Exercise goal:
Quote the data below in full, minus the images.

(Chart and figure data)
##########

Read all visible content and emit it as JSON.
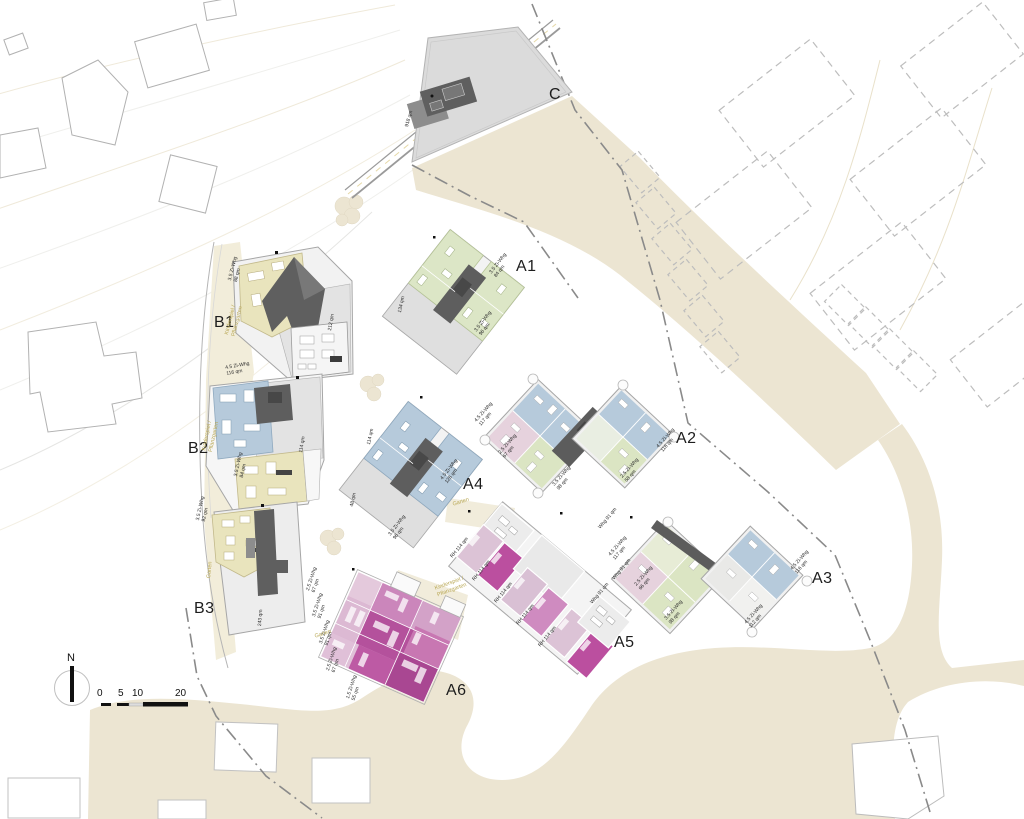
{
  "plan_type": "residential site plan",
  "building_labels": {
    "c": "C",
    "a1": "A1",
    "a2": "A2",
    "a3": "A3",
    "a4": "A4",
    "a5": "A5",
    "a6": "A6",
    "b1": "B1",
    "b2": "B2",
    "b3": "B3"
  },
  "north_label": "N",
  "scale_ticks": [
    "0",
    "5",
    "10",
    "20"
  ],
  "garden_labels": {
    "kinderspiel": "Kinderspiel / Pflanzgarten",
    "garten": "Garten"
  },
  "area_labels": {
    "c": "918 qm",
    "b1": "212 qm",
    "b2": "114 qm",
    "b3": "243 qm",
    "a1": "134 qm",
    "a4_upper": "114 qm",
    "a4_lower": "48 qm"
  },
  "unit_labels": {
    "w35_84": "3.5 Zi-Whg 84 qm",
    "w35_88": "3.5 Zi-Whg 88 qm",
    "w35_91": "3.5 Zi-Whg 91 qm",
    "w35_92": "3.5 Zi-Whg 92 qm",
    "w35_96": "3.5 Zi-Whg 96 qm",
    "w35_98": "3.5 Zi-Whg 98 qm",
    "w45_112": "4.5 Zi-Whg 112 qm",
    "w45_116": "4.5 Zi-Whg 116 qm",
    "w45_117": "4.5 Zi-Whg 117 qm",
    "w45_126": "4.5 Zi-Whg 126 qm",
    "w25_58": "2.5 Zi-Whg 58 qm",
    "w25_66": "2.5 Zi-Whg 66 qm",
    "w25_67": "2.5 Zi-Whg 67 qm",
    "w15_55": "1.5 Zi-Whg 55 qm",
    "rh_114": "RH 114 qm",
    "whg_91": "Whg 91 qm"
  },
  "colors": {
    "road_beige": "#ece5d2",
    "pale_strip": "#f2edda",
    "unit_blue": "#b6cadb",
    "unit_green": "#dbe5c3",
    "unit_yellow": "#e9e4bd",
    "unit_pink_pale": "#e6d2dd",
    "unit_magenta": "#b5539e",
    "unit_magenta_dark": "#ad4794",
    "core_gray": "#5e5e5e",
    "yard_gray": "#e3e3e3",
    "boundary_gray": "#8a8a8a",
    "olive_text": "#b9a855"
  }
}
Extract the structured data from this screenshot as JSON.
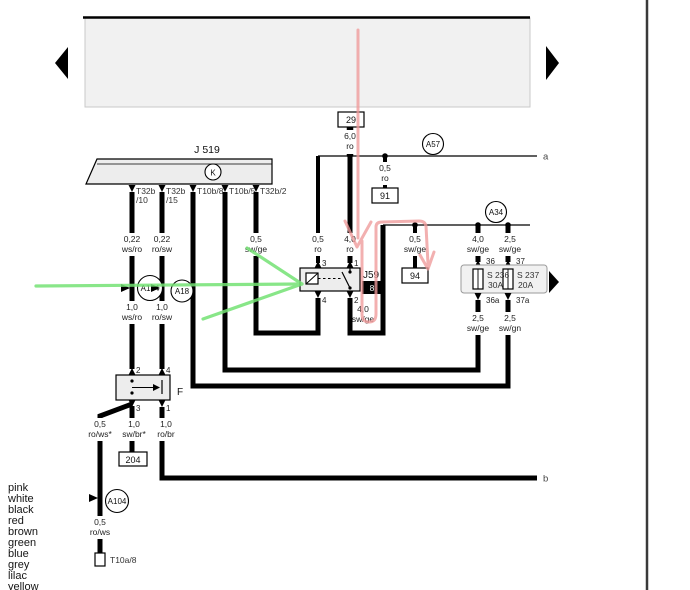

##########

Result of the exercise:
Read all visible content and emit it as JSON.
{
  "plan_type": "residential site plan",
  "building_labels": {
    "c": "C",
    "a1": "A1",
    "a2": "A2",
    "a3": "A3",
    "a4": "A4",
    "a5": "A5",
    "a6": "A6",
    "b1": "B1",
    "b2": "B2",
    "b3": "B3"
  },
  "north_label": "N",
  "scale_ticks": [
    "0",
    "5",
    "10",
    "20"
  ],
  "garden_labels": {
    "kinderspiel": "Kinderspiel / Pflanzgarten",
    "garten": "Garten"
  },
  "area_labels": {
    "c": "918 qm",
    "b1": "212 qm",
    "b2": "114 qm",
    "b3": "243 qm",
    "a1": "134 qm",
    "a4_upper": "114 qm",
    "a4_lower": "48 qm"
  },
  "unit_labels": {
    "w35_84": "3.5 Zi-Whg 84 qm",
    "w35_88": "3.5 Zi-Whg 88 qm",
    "w35_91": "3.5 Zi-Whg 91 qm",
    "w35_92": "3.5 Zi-Whg 92 qm",
    "w35_96": "3.5 Zi-Whg 96 qm",
    "w35_98": "3.5 Zi-Whg 98 qm",
    "w45_112": "4.5 Zi-Whg 112 qm",
    "w45_116": "4.5 Zi-Whg 116 qm",
    "w45_117": "4.5 Zi-Whg 117 qm",
    "w45_126": "4.5 Zi-Whg 126 qm",
    "w25_58": "2.5 Zi-Whg 58 qm",
    "w25_66": "2.5 Zi-Whg 66 qm",
    "w25_67": "2.5 Zi-Whg 67 qm",
    "w15_55": "1.5 Zi-Whg 55 qm",
    "rh_114": "RH 114 qm",
    "whg_91": "Whg 91 qm"
  },
  "colors": {
    "road_beige": "#ece5d2",
    "pale_strip": "#f2edda",
    "unit_blue": "#b6cadb",
    "unit_green": "#dbe5c3",
    "unit_yellow": "#e9e4bd",
    "unit_pink_pale": "#e6d2dd",
    "unit_magenta": "#b5539e",
    "unit_magenta_dark": "#ad4794",
    "core_gray": "#5e5e5e",
    "yard_gray": "#e3e3e3",
    "boundary_gray": "#8a8a8a",
    "olive_text": "#b9a855"
  }
}
Extract the structured data from this screenshot as JSON.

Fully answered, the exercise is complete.